§ Prompt: Retype, word for word, the line containing "Give me the" and every line after it to the end. Skip pictures.

§ Information supplied:
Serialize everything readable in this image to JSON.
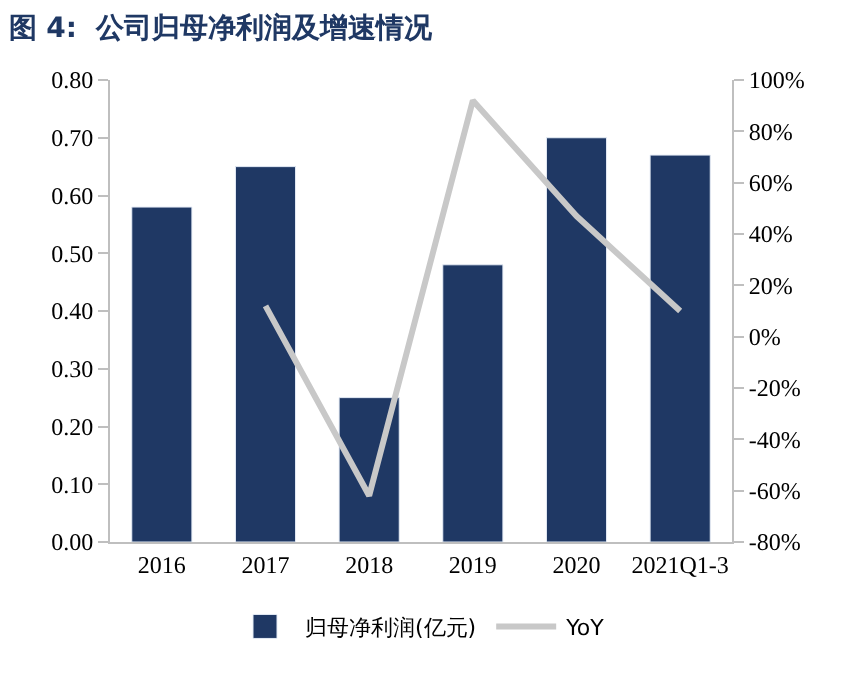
{
  "chart_data": {
    "type": "bar",
    "title": "图 4:  公司归母净利润及增速情况",
    "categories": [
      "2016",
      "2017",
      "2018",
      "2019",
      "2020",
      "2021Q1-3"
    ],
    "series": [
      {
        "name": "归母净利润(亿元)",
        "color": "#1f3864",
        "values": [
          0.58,
          0.65,
          0.25,
          0.48,
          0.7,
          0.67
        ]
      },
      {
        "name": "YoY",
        "type": "line",
        "axis": "y2",
        "color": "#c8c8c8",
        "values": [
          null,
          12,
          -62,
          92,
          47,
          10
        ]
      }
    ],
    "ylim": [
      0,
      0.8
    ],
    "yticks": [
      {
        "value": 0,
        "label": "0.00"
      },
      {
        "value": 0.1,
        "label": "0.10"
      },
      {
        "value": 0.2,
        "label": "0.20"
      },
      {
        "value": 0.3,
        "label": "0.30"
      },
      {
        "value": 0.4,
        "label": "0.40"
      },
      {
        "value": 0.5,
        "label": "0.50"
      },
      {
        "value": 0.6,
        "label": "0.60"
      },
      {
        "value": 0.7,
        "label": "0.70"
      },
      {
        "value": 0.8,
        "label": "0.80"
      }
    ],
    "y2lim": [
      -80,
      100
    ],
    "y2ticks": [
      {
        "value": -80,
        "label": "-80%"
      },
      {
        "value": -60,
        "label": "-60%"
      },
      {
        "value": -40,
        "label": "-40%"
      },
      {
        "value": -20,
        "label": "-20%"
      },
      {
        "value": 0,
        "label": "0%"
      },
      {
        "value": 20,
        "label": "20%"
      },
      {
        "value": 40,
        "label": "40%"
      },
      {
        "value": 60,
        "label": "60%"
      },
      {
        "value": 80,
        "label": "80%"
      },
      {
        "value": 100,
        "label": "100%"
      }
    ],
    "legend": "bottom",
    "marker": "none"
  }
}
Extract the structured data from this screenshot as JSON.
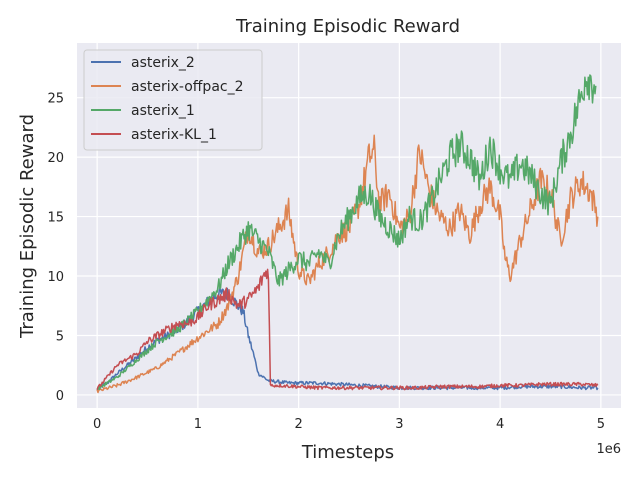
{
  "chart_data": {
    "type": "line",
    "title": "Training Episodic Reward",
    "xlabel": "Timesteps",
    "ylabel": "Training Episodic Reward",
    "x_offset_label": "1e6",
    "xlim": [
      -0.2,
      5.2
    ],
    "ylim": [
      -1.1,
      29.6
    ],
    "xticks": [
      0,
      1,
      2,
      3,
      4,
      5
    ],
    "yticks": [
      0,
      5,
      10,
      15,
      20,
      25
    ],
    "grid": true,
    "legend_position": "upper-left",
    "series": [
      {
        "name": "asterix_2",
        "color": "#4c72b0",
        "x": [
          0,
          0.1,
          0.2,
          0.3,
          0.4,
          0.5,
          0.6,
          0.7,
          0.8,
          0.9,
          1.0,
          1.1,
          1.2,
          1.3,
          1.4,
          1.45,
          1.5,
          1.55,
          1.6,
          1.65,
          1.7,
          1.8,
          1.9,
          2.0,
          2.2,
          2.4,
          2.6,
          2.8,
          3.0,
          3.2,
          3.4,
          3.6,
          3.8,
          4.0,
          4.2,
          4.4,
          4.6,
          4.8,
          4.97
        ],
        "y": [
          0.5,
          1.0,
          1.8,
          2.5,
          3.2,
          4.0,
          4.6,
          5.0,
          5.5,
          6.2,
          7.0,
          7.8,
          8.5,
          8.5,
          7.5,
          7.0,
          5.0,
          3.5,
          1.8,
          1.5,
          1.2,
          1.1,
          1.0,
          1.0,
          1.0,
          0.9,
          0.8,
          0.7,
          0.6,
          0.6,
          0.6,
          0.6,
          0.6,
          0.6,
          0.7,
          0.7,
          0.7,
          0.6,
          0.6
        ]
      },
      {
        "name": "asterix-offpac_2",
        "color": "#dd8452",
        "x": [
          0,
          0.2,
          0.4,
          0.6,
          0.8,
          1.0,
          1.2,
          1.3,
          1.4,
          1.5,
          1.6,
          1.7,
          1.8,
          1.9,
          2.0,
          2.1,
          2.2,
          2.3,
          2.4,
          2.5,
          2.6,
          2.7,
          2.75,
          2.8,
          2.9,
          3.0,
          3.1,
          3.2,
          3.3,
          3.4,
          3.5,
          3.6,
          3.7,
          3.8,
          3.9,
          4.0,
          4.05,
          4.1,
          4.15,
          4.2,
          4.3,
          4.4,
          4.5,
          4.6,
          4.7,
          4.8,
          4.9,
          4.97
        ],
        "y": [
          0.3,
          0.8,
          1.5,
          2.3,
          3.5,
          4.8,
          6.0,
          7.5,
          10.0,
          14.0,
          12.0,
          12.5,
          14.0,
          15.5,
          10.5,
          9.5,
          11.0,
          12.0,
          13.5,
          14.0,
          16.0,
          20.0,
          20.5,
          16.0,
          17.0,
          14.0,
          15.0,
          20.5,
          17.0,
          15.0,
          14.0,
          15.5,
          13.5,
          16.0,
          17.5,
          15.0,
          11.5,
          10.0,
          11.5,
          13.0,
          15.5,
          18.0,
          17.0,
          13.0,
          16.5,
          18.0,
          17.0,
          15.0
        ]
      },
      {
        "name": "asterix_1",
        "color": "#55a868",
        "x": [
          0,
          0.2,
          0.4,
          0.6,
          0.8,
          1.0,
          1.1,
          1.2,
          1.3,
          1.4,
          1.5,
          1.6,
          1.7,
          1.8,
          1.9,
          2.0,
          2.1,
          2.2,
          2.3,
          2.4,
          2.5,
          2.6,
          2.7,
          2.8,
          2.9,
          3.0,
          3.1,
          3.2,
          3.3,
          3.4,
          3.5,
          3.6,
          3.7,
          3.8,
          3.9,
          4.0,
          4.1,
          4.2,
          4.3,
          4.4,
          4.5,
          4.6,
          4.7,
          4.8,
          4.85,
          4.9,
          4.95
        ],
        "y": [
          0.5,
          1.5,
          3.0,
          4.5,
          5.5,
          7.0,
          8.0,
          9.0,
          11.0,
          12.5,
          14.0,
          13.0,
          12.0,
          9.5,
          10.5,
          11.5,
          11.0,
          12.0,
          11.0,
          13.5,
          15.0,
          16.5,
          17.0,
          15.0,
          14.0,
          13.0,
          15.0,
          14.5,
          16.0,
          18.0,
          20.0,
          21.0,
          20.0,
          18.0,
          21.0,
          19.0,
          18.0,
          19.5,
          18.5,
          17.0,
          16.0,
          19.5,
          22.0,
          25.0,
          27.0,
          26.5,
          26.0
        ]
      },
      {
        "name": "asterix-KL_1",
        "color": "#c44e52",
        "x": [
          0,
          0.1,
          0.2,
          0.3,
          0.4,
          0.5,
          0.6,
          0.7,
          0.8,
          0.9,
          1.0,
          1.1,
          1.2,
          1.3,
          1.4,
          1.5,
          1.6,
          1.65,
          1.7,
          1.72,
          1.8,
          2.0,
          2.2,
          2.4,
          2.6,
          2.8,
          3.0,
          3.2,
          3.4,
          3.6,
          3.8,
          4.0,
          4.2,
          4.4,
          4.6,
          4.8,
          4.97
        ],
        "y": [
          0.5,
          1.5,
          2.5,
          3.0,
          3.5,
          4.5,
          5.0,
          5.5,
          6.0,
          6.0,
          6.5,
          7.5,
          8.0,
          8.5,
          7.5,
          8.0,
          9.0,
          10.0,
          10.5,
          0.8,
          0.8,
          0.7,
          0.6,
          0.6,
          0.6,
          0.6,
          0.6,
          0.6,
          0.7,
          0.7,
          0.7,
          0.8,
          0.8,
          0.9,
          0.9,
          0.9,
          0.8
        ]
      }
    ]
  }
}
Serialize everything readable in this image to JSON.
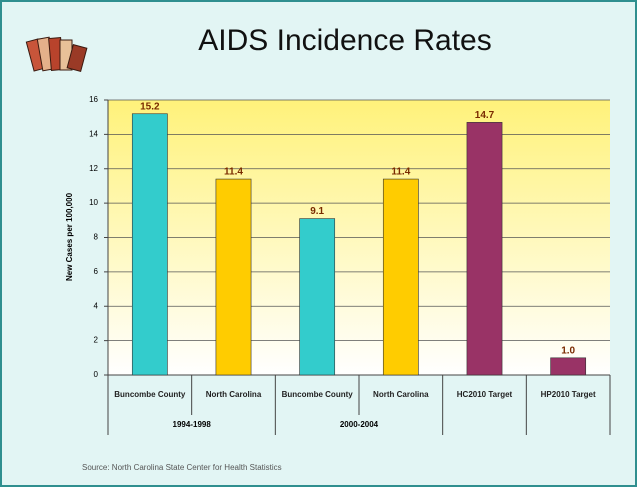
{
  "chart_data": {
    "type": "bar",
    "title": "AIDS Incidence Rates",
    "y_label": "New Cases per 100,000",
    "categories": [
      "Buncombe County",
      "North Carolina",
      "Buncombe County",
      "North Carolina",
      "HC2010 Target",
      "HP2010 Target"
    ],
    "group_labels": [
      "1994-1998",
      "1994-1998",
      "2000-2004",
      "2000-2004",
      null,
      null
    ],
    "values": [
      15.2,
      11.4,
      9.1,
      11.4,
      14.7,
      1.0
    ],
    "value_labels": [
      "15.2",
      "11.4",
      "9.1",
      "11.4",
      "14.7",
      "1.0"
    ],
    "colors": [
      "#33cccc",
      "#ffcc00",
      "#33cccc",
      "#ffcc00",
      "#993366",
      "#993366"
    ],
    "ylim": [
      0,
      16
    ],
    "yticks": [
      0,
      2,
      4,
      6,
      8,
      10,
      12,
      14,
      16
    ],
    "grid": true,
    "source": "Source: North Carolina State Center for Health Statistics"
  }
}
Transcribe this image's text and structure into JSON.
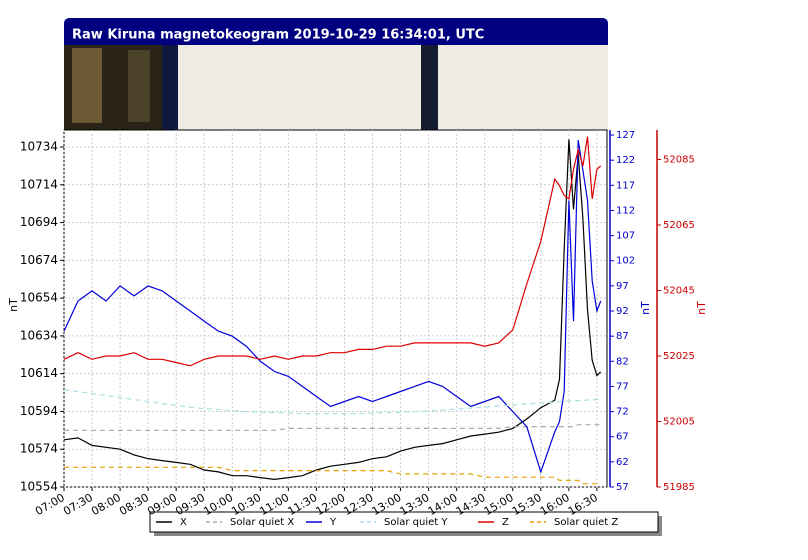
{
  "chart_data": {
    "type": "line",
    "title": "Raw Kiruna magnetokeogram 2019-10-29 16:34:01, UTC",
    "ylabel": "nT",
    "y2label": "nT",
    "y3label": "nT",
    "x": [
      7,
      7.25,
      7.5,
      7.75,
      8,
      8.25,
      8.5,
      8.75,
      9,
      9.25,
      9.5,
      9.75,
      10,
      10.25,
      10.5,
      10.75,
      11,
      11.25,
      11.5,
      11.75,
      12,
      12.25,
      12.5,
      12.75,
      13,
      13.25,
      13.5,
      13.75,
      14,
      14.25,
      14.5,
      14.75,
      15,
      15.25,
      15.5,
      15.75,
      15.833,
      15.917,
      16,
      16.083,
      16.167,
      16.25,
      16.333,
      16.417,
      16.5,
      16.567
    ],
    "xlim": [
      7,
      16.68
    ],
    "xticks": [
      {
        "value": 7,
        "label": "07:00"
      },
      {
        "value": 7.5,
        "label": "07:30"
      },
      {
        "value": 8,
        "label": "08:00"
      },
      {
        "value": 8.5,
        "label": "08:30"
      },
      {
        "value": 9,
        "label": "09:00"
      },
      {
        "value": 9.5,
        "label": "09:30"
      },
      {
        "value": 10,
        "label": "10:00"
      },
      {
        "value": 10.5,
        "label": "10:30"
      },
      {
        "value": 11,
        "label": "11:00"
      },
      {
        "value": 11.5,
        "label": "11:30"
      },
      {
        "value": 12,
        "label": "12:00"
      },
      {
        "value": 12.5,
        "label": "12:30"
      },
      {
        "value": 13,
        "label": "13:00"
      },
      {
        "value": 13.5,
        "label": "13:30"
      },
      {
        "value": 14,
        "label": "14:00"
      },
      {
        "value": 14.5,
        "label": "14:30"
      },
      {
        "value": 15,
        "label": "15:00"
      },
      {
        "value": 15.5,
        "label": "15:30"
      },
      {
        "value": 16,
        "label": "16:00"
      },
      {
        "value": 16.5,
        "label": "16:30"
      }
    ],
    "ylim": [
      10554,
      10743
    ],
    "yticks": [
      10554,
      10574,
      10594,
      10614,
      10634,
      10654,
      10674,
      10694,
      10714,
      10734
    ],
    "y2lim": [
      57,
      128
    ],
    "y2ticks": [
      57,
      62,
      67,
      72,
      77,
      82,
      87,
      92,
      97,
      102,
      107,
      112,
      117,
      122,
      127
    ],
    "y3lim": [
      51985,
      52094
    ],
    "y3ticks": [
      51985,
      52005,
      52025,
      52045,
      52065,
      52085
    ],
    "grid": true,
    "series": [
      {
        "name": "X",
        "color": "#000000",
        "values": [
          10579,
          10580,
          10576,
          10575,
          10574,
          10571,
          10569,
          10568,
          10567,
          10566,
          10563,
          10562,
          10560,
          10560,
          10559,
          10558,
          10559,
          10560,
          10563,
          10565,
          10566,
          10567,
          10569,
          10570,
          10573,
          10575,
          10576,
          10577,
          10579,
          10581,
          10582,
          10583,
          10585,
          10590,
          10596,
          10600,
          10611,
          10680,
          10738,
          10701,
          10730,
          10696,
          10648,
          10621,
          10613,
          10615
        ]
      },
      {
        "name": "Solar quiet X",
        "color": "#aaaaaa",
        "dashed": true,
        "values": [
          10584,
          10584,
          10584,
          10584,
          10584,
          10584,
          10584,
          10584,
          10584,
          10584,
          10584,
          10584,
          10584,
          10584,
          10584,
          10584,
          10585,
          10585,
          10585,
          10585,
          10585,
          10585,
          10585,
          10585,
          10585,
          10585,
          10585,
          10585,
          10585,
          10585,
          10585,
          10585,
          10586,
          10586,
          10586,
          10586,
          10586,
          10586,
          10586,
          10586,
          10587,
          10587,
          10587,
          10587,
          10587,
          10587
        ]
      },
      {
        "name": "Y",
        "color": "#0000dd",
        "axis": "y2",
        "values": [
          88,
          94,
          96,
          94,
          97,
          95,
          97,
          96,
          94,
          92,
          90,
          88,
          87,
          85,
          82,
          80,
          79,
          77,
          75,
          73,
          74,
          75,
          74,
          75,
          76,
          77,
          78,
          77,
          75,
          73,
          74,
          75,
          72,
          69,
          60,
          68,
          70,
          76,
          114,
          90,
          126,
          120,
          114,
          98,
          92,
          94
        ]
      },
      {
        "name": "Solar quiet Y",
        "color": "#aadde6",
        "dashed": true,
        "axis": "y2",
        "values": [
          76.3,
          76.0,
          75.6,
          75.2,
          74.8,
          74.4,
          74.0,
          73.6,
          73.2,
          72.9,
          72.6,
          72.4,
          72.2,
          72.0,
          71.9,
          71.8,
          71.7,
          71.6,
          71.6,
          71.6,
          71.6,
          71.6,
          71.7,
          71.8,
          71.9,
          72.0,
          72.1,
          72.3,
          72.5,
          72.7,
          72.9,
          73.1,
          73.3,
          73.5,
          73.7,
          73.9,
          74.0,
          74.0,
          74.1,
          74.1,
          74.2,
          74.2,
          74.3,
          74.3,
          74.4,
          74.4
        ]
      },
      {
        "name": "Z",
        "color": "#dd0000",
        "axis": "y3",
        "values": [
          52024,
          52026,
          52024,
          52025,
          52025,
          52026,
          52024,
          52024,
          52023,
          52022,
          52024,
          52025,
          52025,
          52025,
          52024,
          52025,
          52024,
          52025,
          52025,
          52026,
          52026,
          52027,
          52027,
          52028,
          52028,
          52029,
          52029,
          52029,
          52029,
          52029,
          52028,
          52029,
          52033,
          52047,
          52060,
          52079,
          52077,
          52074,
          52073,
          52082,
          52088,
          52083,
          52092,
          52073,
          52082,
          52083
        ]
      },
      {
        "name": "Solar quiet Z",
        "color": "#e8a000",
        "dashed": true,
        "axis": "y3",
        "values": [
          51991,
          51991,
          51991,
          51991,
          51991,
          51991,
          51991,
          51991,
          51991,
          51991,
          51991,
          51991,
          51990,
          51990,
          51990,
          51990,
          51990,
          51990,
          51990,
          51990,
          51990,
          51990,
          51990,
          51990,
          51989,
          51989,
          51989,
          51989,
          51989,
          51989,
          51988,
          51988,
          51988,
          51988,
          51988,
          51988,
          51987,
          51987,
          51987,
          51987,
          51987,
          51986,
          51986,
          51986,
          51986,
          51986
        ]
      }
    ]
  }
}
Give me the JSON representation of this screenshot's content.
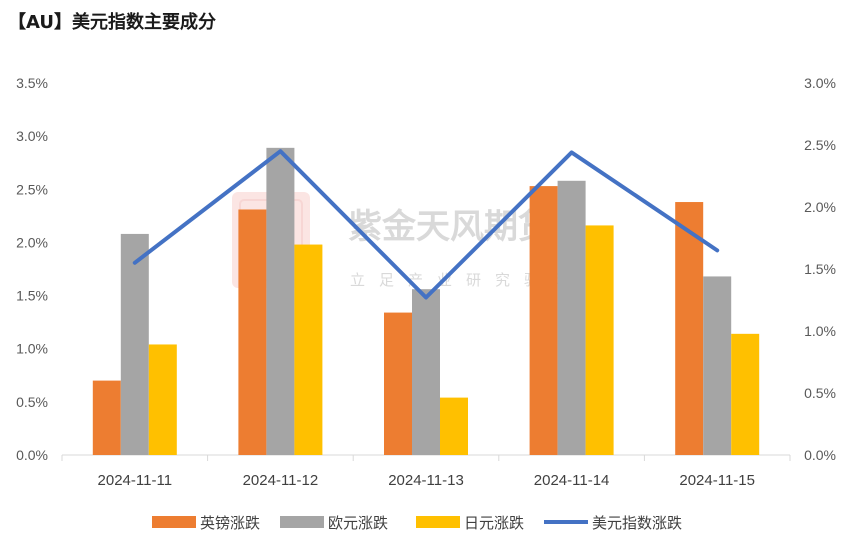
{
  "title": "【AU】美元指数主要成分",
  "watermark": {
    "name": "紫金天风期货",
    "tagline": "立足产业研究驱动",
    "logo_text": "紫金"
  },
  "colors": {
    "gbp": "#ED7D31",
    "eur": "#A5A5A5",
    "jpy": "#FFC000",
    "dxy": "#4472C4",
    "axis": "#D9D9D9"
  },
  "chart_data": {
    "type": "bar",
    "categories": [
      "2024-11-11",
      "2024-11-12",
      "2024-11-13",
      "2024-11-14",
      "2024-11-15"
    ],
    "series": [
      {
        "name": "英镑涨跌",
        "type": "bar",
        "axis": "left",
        "color": "#ED7D31",
        "values": [
          0.7,
          2.31,
          1.34,
          2.53,
          2.38
        ]
      },
      {
        "name": "欧元涨跌",
        "type": "bar",
        "axis": "left",
        "color": "#A5A5A5",
        "values": [
          2.08,
          2.89,
          1.56,
          2.58,
          1.68
        ]
      },
      {
        "name": "日元涨跌",
        "type": "bar",
        "axis": "left",
        "color": "#FFC000",
        "values": [
          1.04,
          1.98,
          0.54,
          2.16,
          1.14
        ]
      },
      {
        "name": "美元指数涨跌",
        "type": "line",
        "axis": "right",
        "color": "#4472C4",
        "values": [
          1.55,
          2.45,
          1.27,
          2.44,
          1.65
        ]
      }
    ],
    "ylim_left": [
      0,
      3.5
    ],
    "ylim_right": [
      0,
      3.0
    ],
    "yticks_left": [
      "0.0%",
      "0.5%",
      "1.0%",
      "1.5%",
      "2.0%",
      "2.5%",
      "3.0%",
      "3.5%"
    ],
    "yticks_right": [
      "0.0%",
      "0.5%",
      "1.0%",
      "1.5%",
      "2.0%",
      "2.5%",
      "3.0%"
    ],
    "grid": false,
    "legend": "bottom"
  }
}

§ Solution for this problem:
Give me the JSON representation of this screenshot's content.
{
  "title": "【AU】美元指数主要成分",
  "watermark": {
    "name": "紫金天风期货",
    "tagline": "立足产业研究驱动",
    "logo_text": "紫金"
  },
  "colors": {
    "gbp": "#ED7D31",
    "eur": "#A5A5A5",
    "jpy": "#FFC000",
    "dxy": "#4472C4",
    "axis": "#D9D9D9"
  },
  "chart_data": {
    "type": "bar",
    "categories": [
      "2024-11-11",
      "2024-11-12",
      "2024-11-13",
      "2024-11-14",
      "2024-11-15"
    ],
    "series": [
      {
        "name": "英镑涨跌",
        "type": "bar",
        "axis": "left",
        "color": "#ED7D31",
        "values": [
          0.7,
          2.31,
          1.34,
          2.53,
          2.38
        ]
      },
      {
        "name": "欧元涨跌",
        "type": "bar",
        "axis": "left",
        "color": "#A5A5A5",
        "values": [
          2.08,
          2.89,
          1.56,
          2.58,
          1.68
        ]
      },
      {
        "name": "日元涨跌",
        "type": "bar",
        "axis": "left",
        "color": "#FFC000",
        "values": [
          1.04,
          1.98,
          0.54,
          2.16,
          1.14
        ]
      },
      {
        "name": "美元指数涨跌",
        "type": "line",
        "axis": "right",
        "color": "#4472C4",
        "values": [
          1.55,
          2.45,
          1.27,
          2.44,
          1.65
        ]
      }
    ],
    "ylim_left": [
      0,
      3.5
    ],
    "ylim_right": [
      0,
      3.0
    ],
    "yticks_left": [
      "0.0%",
      "0.5%",
      "1.0%",
      "1.5%",
      "2.0%",
      "2.5%",
      "3.0%",
      "3.5%"
    ],
    "yticks_right": [
      "0.0%",
      "0.5%",
      "1.0%",
      "1.5%",
      "2.0%",
      "2.5%",
      "3.0%"
    ],
    "grid": false,
    "legend": "bottom"
  }
}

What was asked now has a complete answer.